-- begin Input records --

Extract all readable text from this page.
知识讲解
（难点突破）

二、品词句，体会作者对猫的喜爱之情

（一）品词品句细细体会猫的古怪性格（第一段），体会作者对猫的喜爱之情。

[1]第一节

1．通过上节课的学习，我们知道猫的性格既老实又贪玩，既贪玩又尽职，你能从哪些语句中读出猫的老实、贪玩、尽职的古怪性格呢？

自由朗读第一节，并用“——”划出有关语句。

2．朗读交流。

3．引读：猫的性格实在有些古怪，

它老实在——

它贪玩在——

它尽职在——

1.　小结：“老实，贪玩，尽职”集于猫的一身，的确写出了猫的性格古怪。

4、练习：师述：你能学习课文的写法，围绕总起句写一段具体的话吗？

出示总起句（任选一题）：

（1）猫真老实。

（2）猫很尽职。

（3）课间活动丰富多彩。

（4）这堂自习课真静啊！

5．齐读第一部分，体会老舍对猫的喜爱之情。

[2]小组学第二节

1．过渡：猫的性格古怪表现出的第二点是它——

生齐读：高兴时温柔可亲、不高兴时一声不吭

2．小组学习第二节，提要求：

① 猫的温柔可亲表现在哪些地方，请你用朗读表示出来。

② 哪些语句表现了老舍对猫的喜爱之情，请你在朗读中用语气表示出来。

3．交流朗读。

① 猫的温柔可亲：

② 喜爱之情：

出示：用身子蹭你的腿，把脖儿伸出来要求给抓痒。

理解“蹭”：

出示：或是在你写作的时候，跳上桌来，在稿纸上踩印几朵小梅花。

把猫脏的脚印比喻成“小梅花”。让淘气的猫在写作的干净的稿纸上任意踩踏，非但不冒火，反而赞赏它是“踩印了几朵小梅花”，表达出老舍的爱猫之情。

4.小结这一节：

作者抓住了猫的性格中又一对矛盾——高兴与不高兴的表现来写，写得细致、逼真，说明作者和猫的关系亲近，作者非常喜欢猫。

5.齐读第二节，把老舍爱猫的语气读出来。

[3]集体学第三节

-- end Input records --

• [Written instruction]
Transcribe each entry precisely, missing none.

• [Output of the exercise]
Extract all readable text from this page.
知识讲解
（难点突破）

二、品词句，体会作者对猫的喜爱之情

（一）品词品句细细体会猫的古怪性格（第一段），体会作者对猫的喜爱之情。

[1]第一节

1．通过上节课的学习，我们知道猫的性格既老实又贪玩，既贪玩又尽职，你能从哪些语句中读出猫的老实、贪玩、尽职的古怪性格呢？

自由朗读第一节，并用“——”划出有关语句。

2．朗读交流。

3．引读：猫的性格实在有些古怪，

它老实在——

它贪玩在——

它尽职在——

1.　小结：“老实，贪玩，尽职”集于猫的一身，的确写出了猫的性格古怪。

4、练习：师述：你能学习课文的写法，围绕总起句写一段具体的话吗？

出示总起句（任选一题）：

（1）猫真老实。

（2）猫很尽职。

（3）课间活动丰富多彩。

（4）这堂自习课真静啊！

5．齐读第一部分，体会老舍对猫的喜爱之情。

[2]小组学第二节

1．过渡：猫的性格古怪表现出的第二点是它——

生齐读：高兴时温柔可亲、不高兴时一声不吭

2．小组学习第二节，提要求：

① 猫的温柔可亲表现在哪些地方，请你用朗读表示出来。

② 哪些语句表现了老舍对猫的喜爱之情，请你在朗读中用语气表示出来。

3．交流朗读。

① 猫的温柔可亲：

② 喜爱之情：

出示：用身子蹭你的腿，把脖儿伸出来要求给抓痒。

理解“蹭”：

出示：或是在你写作的时候，跳上桌来，在稿纸上踩印几朵小梅花。

把猫脏的脚印比喻成“小梅花”。让淘气的猫在写作的干净的稿纸上任意踩踏，非但不冒火，反而赞赏它是“踩印了几朵小梅花”，表达出老舍的爱猫之情。

4.小结这一节：

作者抓住了猫的性格中又一对矛盾——高兴与不高兴的表现来写，写得细致、逼真，说明作者和猫的关系亲近，作者非常喜欢猫。

5.齐读第二节，把老舍爱猫的语气读出来。

[3]集体学第三节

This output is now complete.